▶ **Dataset extract**
** BEGIN **

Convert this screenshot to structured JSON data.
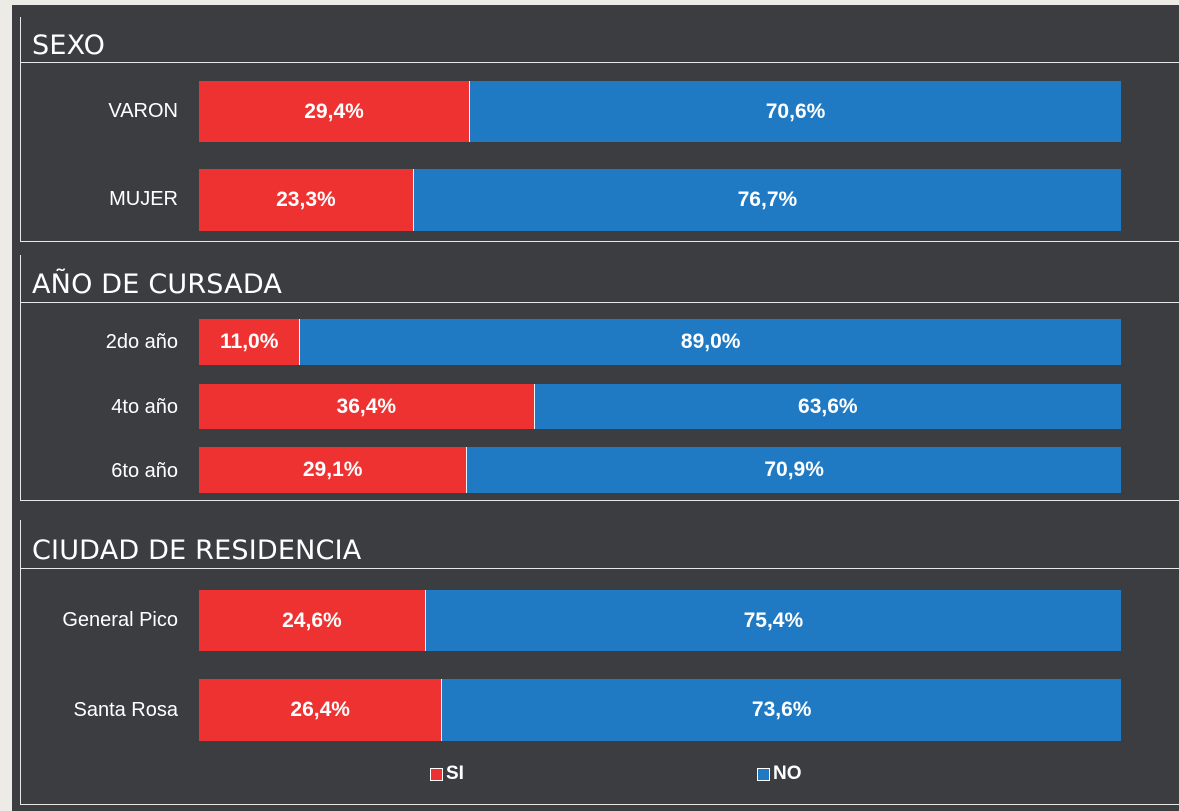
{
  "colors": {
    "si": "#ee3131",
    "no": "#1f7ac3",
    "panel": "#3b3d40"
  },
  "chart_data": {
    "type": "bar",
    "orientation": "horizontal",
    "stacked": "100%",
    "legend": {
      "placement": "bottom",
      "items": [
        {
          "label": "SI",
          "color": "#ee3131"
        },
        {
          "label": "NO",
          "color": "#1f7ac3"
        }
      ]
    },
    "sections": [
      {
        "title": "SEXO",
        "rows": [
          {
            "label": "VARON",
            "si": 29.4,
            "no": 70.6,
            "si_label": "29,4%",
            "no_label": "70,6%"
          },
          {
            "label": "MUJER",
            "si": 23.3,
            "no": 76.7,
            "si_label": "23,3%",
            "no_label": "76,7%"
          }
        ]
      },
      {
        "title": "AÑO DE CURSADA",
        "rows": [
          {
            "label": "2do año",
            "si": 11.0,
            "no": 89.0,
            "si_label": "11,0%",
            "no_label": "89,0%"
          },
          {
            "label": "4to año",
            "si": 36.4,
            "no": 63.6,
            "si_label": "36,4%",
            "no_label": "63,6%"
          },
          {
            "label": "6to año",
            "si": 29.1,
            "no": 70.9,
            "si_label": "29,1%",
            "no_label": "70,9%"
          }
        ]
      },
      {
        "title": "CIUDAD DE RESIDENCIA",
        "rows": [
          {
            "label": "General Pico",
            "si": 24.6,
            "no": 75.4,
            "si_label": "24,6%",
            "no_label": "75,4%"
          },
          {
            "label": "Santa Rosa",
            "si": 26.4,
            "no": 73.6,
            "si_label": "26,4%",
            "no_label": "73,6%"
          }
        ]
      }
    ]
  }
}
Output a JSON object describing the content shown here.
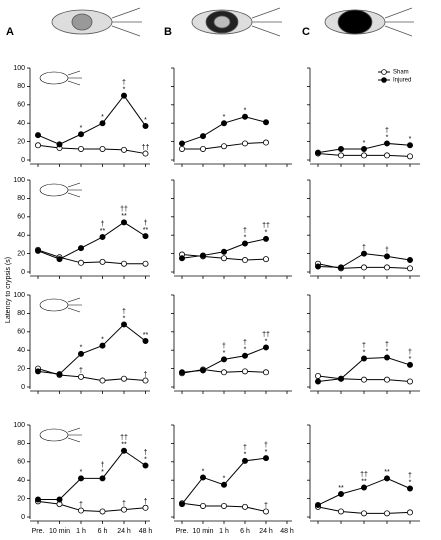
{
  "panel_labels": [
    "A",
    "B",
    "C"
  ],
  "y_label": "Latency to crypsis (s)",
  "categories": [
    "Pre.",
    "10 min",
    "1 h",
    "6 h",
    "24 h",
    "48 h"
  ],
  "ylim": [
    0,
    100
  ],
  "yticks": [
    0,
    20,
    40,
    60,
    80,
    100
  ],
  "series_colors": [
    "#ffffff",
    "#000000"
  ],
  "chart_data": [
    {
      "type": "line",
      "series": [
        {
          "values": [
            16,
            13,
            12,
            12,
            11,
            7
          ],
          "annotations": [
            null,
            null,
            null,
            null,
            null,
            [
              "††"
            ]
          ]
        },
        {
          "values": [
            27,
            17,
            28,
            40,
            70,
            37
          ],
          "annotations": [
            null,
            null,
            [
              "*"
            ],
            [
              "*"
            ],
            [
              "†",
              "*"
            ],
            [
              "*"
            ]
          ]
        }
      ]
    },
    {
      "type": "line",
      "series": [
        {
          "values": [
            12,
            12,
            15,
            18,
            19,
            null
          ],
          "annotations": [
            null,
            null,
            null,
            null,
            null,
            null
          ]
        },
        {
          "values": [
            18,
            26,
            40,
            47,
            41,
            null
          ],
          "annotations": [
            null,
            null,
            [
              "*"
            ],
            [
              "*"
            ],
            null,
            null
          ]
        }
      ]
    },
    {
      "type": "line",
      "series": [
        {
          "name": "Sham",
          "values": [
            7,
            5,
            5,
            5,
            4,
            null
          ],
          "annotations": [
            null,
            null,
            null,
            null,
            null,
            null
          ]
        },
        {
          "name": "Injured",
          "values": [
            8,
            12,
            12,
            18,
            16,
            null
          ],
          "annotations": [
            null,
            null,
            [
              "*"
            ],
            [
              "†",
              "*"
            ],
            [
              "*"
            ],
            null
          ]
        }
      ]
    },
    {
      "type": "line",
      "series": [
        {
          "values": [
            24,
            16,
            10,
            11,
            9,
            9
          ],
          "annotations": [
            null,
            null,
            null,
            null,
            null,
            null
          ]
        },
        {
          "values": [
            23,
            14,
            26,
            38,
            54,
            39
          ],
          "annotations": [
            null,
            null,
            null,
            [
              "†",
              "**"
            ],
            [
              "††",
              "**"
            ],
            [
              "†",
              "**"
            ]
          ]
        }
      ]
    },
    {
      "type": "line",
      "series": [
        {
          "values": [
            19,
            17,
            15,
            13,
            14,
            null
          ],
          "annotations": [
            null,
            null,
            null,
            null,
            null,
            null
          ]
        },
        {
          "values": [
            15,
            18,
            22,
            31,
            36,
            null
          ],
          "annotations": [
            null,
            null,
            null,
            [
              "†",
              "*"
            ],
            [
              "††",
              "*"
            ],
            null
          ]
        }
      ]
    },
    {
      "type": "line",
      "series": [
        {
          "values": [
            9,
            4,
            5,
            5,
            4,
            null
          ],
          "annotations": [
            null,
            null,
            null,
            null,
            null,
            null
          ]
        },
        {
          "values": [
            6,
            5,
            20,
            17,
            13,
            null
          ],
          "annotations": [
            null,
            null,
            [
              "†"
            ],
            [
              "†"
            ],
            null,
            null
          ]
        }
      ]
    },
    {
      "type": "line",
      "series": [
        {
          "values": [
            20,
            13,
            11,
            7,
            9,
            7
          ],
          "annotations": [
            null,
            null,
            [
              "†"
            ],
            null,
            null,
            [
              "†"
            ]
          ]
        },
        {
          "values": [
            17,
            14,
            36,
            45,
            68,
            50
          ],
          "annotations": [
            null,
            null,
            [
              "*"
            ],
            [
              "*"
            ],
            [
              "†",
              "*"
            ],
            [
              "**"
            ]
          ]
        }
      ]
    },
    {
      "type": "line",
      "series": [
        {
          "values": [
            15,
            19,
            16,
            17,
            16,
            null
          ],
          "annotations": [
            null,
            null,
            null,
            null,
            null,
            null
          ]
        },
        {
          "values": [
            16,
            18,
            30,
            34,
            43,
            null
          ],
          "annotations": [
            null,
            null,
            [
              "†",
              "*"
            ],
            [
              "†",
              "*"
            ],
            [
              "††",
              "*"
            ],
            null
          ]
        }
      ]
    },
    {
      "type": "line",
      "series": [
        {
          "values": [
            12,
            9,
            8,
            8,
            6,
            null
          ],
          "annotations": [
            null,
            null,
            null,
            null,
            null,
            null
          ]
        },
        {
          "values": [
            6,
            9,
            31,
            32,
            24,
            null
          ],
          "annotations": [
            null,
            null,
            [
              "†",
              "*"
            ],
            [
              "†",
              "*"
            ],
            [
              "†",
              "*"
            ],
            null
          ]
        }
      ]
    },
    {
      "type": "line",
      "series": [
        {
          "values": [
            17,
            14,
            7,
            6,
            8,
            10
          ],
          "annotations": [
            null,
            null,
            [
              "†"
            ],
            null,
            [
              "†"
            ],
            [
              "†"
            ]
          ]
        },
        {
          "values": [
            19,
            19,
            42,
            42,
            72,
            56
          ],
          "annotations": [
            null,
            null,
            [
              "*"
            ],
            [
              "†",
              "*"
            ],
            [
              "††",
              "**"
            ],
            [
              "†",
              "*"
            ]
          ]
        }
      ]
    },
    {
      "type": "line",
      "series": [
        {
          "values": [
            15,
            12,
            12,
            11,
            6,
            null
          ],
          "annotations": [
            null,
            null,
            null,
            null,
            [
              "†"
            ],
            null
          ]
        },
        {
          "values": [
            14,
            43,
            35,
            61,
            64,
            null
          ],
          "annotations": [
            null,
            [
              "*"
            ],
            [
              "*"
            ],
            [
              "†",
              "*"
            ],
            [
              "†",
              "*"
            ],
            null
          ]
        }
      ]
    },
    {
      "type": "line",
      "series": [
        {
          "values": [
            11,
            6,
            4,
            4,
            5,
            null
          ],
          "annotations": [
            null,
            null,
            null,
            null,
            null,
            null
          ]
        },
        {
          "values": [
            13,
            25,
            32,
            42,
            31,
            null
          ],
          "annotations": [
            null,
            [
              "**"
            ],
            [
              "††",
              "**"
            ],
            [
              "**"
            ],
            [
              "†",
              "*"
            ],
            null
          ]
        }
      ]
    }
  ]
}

** END **

▶ **Written exercise**
Extract all lines of the records above that include "title".

▶ **Solution to the exercise**
        "title": "SEXO",
        "title": "AÑO DE CURSADA",
        "title": "CIUDAD DE RESIDENCIA",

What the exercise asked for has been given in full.